▶ **TASK OBJECTIVE**
Identify each line below containing the string "aspects" and copy it.

▶ **DATA SUPPLIED**
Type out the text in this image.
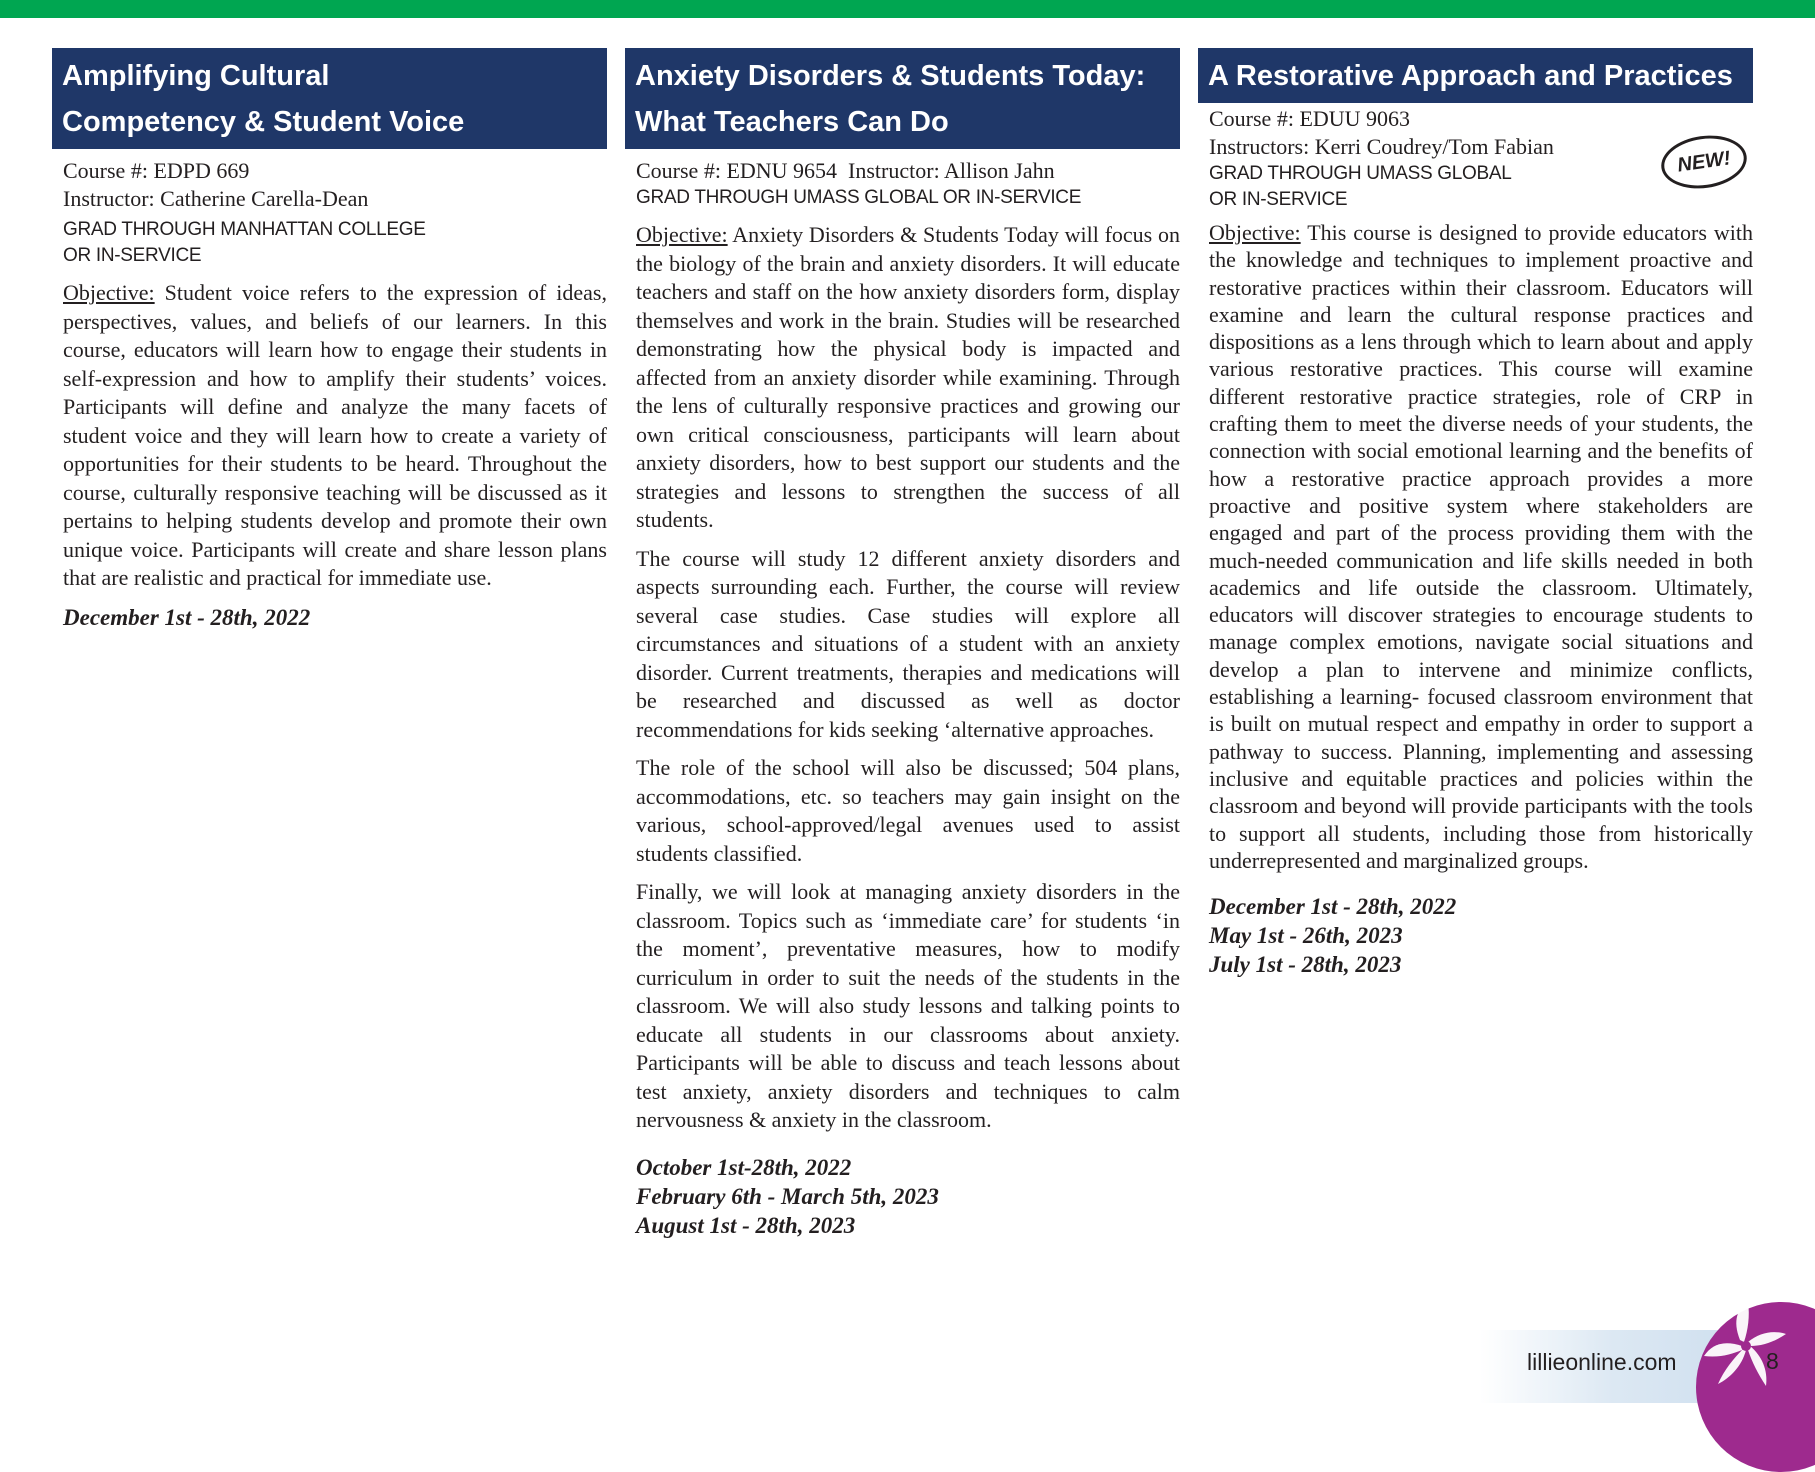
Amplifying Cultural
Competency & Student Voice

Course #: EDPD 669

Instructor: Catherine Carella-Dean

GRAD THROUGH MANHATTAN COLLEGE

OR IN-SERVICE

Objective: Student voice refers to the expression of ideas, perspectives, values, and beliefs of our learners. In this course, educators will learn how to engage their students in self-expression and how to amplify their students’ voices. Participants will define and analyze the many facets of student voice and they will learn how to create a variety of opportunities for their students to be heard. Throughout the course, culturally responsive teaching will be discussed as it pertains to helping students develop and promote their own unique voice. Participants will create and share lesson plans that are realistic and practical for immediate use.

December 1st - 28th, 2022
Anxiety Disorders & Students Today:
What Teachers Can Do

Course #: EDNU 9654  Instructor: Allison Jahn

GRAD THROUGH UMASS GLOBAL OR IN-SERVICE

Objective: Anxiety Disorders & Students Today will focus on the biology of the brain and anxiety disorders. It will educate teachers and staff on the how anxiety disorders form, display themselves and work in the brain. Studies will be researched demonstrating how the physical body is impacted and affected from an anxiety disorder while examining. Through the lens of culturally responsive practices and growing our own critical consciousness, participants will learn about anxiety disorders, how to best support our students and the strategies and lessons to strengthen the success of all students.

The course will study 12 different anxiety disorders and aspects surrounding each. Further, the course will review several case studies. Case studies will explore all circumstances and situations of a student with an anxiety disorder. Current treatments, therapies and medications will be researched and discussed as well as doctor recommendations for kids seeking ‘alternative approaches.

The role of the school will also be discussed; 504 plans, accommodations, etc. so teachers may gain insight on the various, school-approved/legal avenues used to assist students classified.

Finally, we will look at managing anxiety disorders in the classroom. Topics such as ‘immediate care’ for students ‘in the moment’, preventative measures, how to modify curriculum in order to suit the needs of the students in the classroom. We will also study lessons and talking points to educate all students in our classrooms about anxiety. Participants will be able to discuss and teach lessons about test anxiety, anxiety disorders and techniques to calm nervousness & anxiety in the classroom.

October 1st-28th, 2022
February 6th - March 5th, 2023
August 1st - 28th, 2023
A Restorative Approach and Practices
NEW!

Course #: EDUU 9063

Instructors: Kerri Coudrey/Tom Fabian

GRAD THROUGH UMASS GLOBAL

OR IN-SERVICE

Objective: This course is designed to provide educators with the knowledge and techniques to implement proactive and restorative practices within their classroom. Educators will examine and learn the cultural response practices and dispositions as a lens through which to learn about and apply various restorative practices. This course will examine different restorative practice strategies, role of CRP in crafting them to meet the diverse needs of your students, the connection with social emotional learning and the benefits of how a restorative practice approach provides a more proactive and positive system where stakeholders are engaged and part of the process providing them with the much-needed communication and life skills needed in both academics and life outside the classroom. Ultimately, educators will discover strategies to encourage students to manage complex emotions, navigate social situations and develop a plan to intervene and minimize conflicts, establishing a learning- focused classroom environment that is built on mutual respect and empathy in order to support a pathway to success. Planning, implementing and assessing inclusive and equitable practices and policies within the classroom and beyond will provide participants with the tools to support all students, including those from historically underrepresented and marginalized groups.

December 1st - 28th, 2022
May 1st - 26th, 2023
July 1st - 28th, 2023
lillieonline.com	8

---

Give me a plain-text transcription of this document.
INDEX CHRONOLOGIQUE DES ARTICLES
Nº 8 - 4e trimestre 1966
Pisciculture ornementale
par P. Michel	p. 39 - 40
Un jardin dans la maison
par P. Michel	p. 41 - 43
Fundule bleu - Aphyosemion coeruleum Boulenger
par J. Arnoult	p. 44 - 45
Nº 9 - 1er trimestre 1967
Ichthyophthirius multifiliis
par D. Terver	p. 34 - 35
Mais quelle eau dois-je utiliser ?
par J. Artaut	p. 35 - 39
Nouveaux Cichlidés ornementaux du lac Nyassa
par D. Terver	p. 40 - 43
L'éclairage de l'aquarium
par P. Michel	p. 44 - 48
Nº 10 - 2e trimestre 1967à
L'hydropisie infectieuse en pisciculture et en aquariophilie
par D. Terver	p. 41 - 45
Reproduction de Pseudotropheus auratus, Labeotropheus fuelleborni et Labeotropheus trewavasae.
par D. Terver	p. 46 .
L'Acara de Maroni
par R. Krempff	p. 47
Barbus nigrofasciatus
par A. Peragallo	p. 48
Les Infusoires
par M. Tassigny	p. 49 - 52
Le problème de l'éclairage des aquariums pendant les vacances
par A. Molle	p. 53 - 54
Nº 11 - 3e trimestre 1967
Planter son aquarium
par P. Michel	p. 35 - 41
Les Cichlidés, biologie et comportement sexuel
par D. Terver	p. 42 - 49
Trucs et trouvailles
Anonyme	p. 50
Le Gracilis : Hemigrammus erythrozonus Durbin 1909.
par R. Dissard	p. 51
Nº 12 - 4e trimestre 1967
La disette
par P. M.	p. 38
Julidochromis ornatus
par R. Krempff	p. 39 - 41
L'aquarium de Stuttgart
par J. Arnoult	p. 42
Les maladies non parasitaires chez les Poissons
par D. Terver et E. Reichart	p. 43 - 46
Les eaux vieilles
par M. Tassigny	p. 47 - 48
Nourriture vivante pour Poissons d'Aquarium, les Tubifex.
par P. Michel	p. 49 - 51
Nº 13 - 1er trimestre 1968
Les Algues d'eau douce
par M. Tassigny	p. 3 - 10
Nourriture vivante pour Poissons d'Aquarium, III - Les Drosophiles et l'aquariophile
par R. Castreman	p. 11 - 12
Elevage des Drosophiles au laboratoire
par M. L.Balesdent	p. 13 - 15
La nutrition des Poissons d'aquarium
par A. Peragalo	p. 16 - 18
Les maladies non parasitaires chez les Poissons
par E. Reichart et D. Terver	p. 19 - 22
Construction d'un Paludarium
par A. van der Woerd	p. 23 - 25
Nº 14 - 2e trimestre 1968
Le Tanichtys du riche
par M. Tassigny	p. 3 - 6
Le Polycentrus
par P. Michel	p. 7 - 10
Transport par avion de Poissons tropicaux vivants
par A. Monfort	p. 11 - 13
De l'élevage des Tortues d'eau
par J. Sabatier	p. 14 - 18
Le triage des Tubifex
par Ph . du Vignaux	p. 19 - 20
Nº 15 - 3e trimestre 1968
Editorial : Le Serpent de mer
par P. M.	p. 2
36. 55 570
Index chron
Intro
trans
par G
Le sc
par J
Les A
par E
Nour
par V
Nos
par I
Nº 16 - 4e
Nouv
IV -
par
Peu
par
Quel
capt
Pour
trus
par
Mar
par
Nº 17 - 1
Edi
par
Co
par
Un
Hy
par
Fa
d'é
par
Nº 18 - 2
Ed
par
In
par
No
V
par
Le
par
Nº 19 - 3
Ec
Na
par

---

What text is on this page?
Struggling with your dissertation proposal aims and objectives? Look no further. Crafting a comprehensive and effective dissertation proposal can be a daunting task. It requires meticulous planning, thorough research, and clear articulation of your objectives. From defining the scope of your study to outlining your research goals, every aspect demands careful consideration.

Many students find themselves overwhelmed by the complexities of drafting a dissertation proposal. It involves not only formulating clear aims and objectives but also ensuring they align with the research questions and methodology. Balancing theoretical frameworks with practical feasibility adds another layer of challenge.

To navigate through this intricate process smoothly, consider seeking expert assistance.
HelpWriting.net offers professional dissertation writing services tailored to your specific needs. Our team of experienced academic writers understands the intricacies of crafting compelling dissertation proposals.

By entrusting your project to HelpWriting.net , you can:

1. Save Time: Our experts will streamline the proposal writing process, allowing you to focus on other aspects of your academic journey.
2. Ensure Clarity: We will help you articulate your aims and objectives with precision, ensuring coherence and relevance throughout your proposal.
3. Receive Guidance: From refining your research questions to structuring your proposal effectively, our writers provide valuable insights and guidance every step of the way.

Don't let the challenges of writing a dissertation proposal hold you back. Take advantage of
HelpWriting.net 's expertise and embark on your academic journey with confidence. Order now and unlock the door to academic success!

▶ **OUTPUT FOR THIS TASK**
The course will study 12 different anxiety disorders and aspects surrounding each. Further, the course will review several case studies. Case studies will explore all circumstances and situations of a student with an anxiety disorder. Current treatments, therapies and medications will be researched and discussed as well as doctor recommendations for kids seeking ‘alternative approaches.
1. Save Time: Our experts will streamline the proposal writing process, allowing you to focus on other aspects of your academic journey.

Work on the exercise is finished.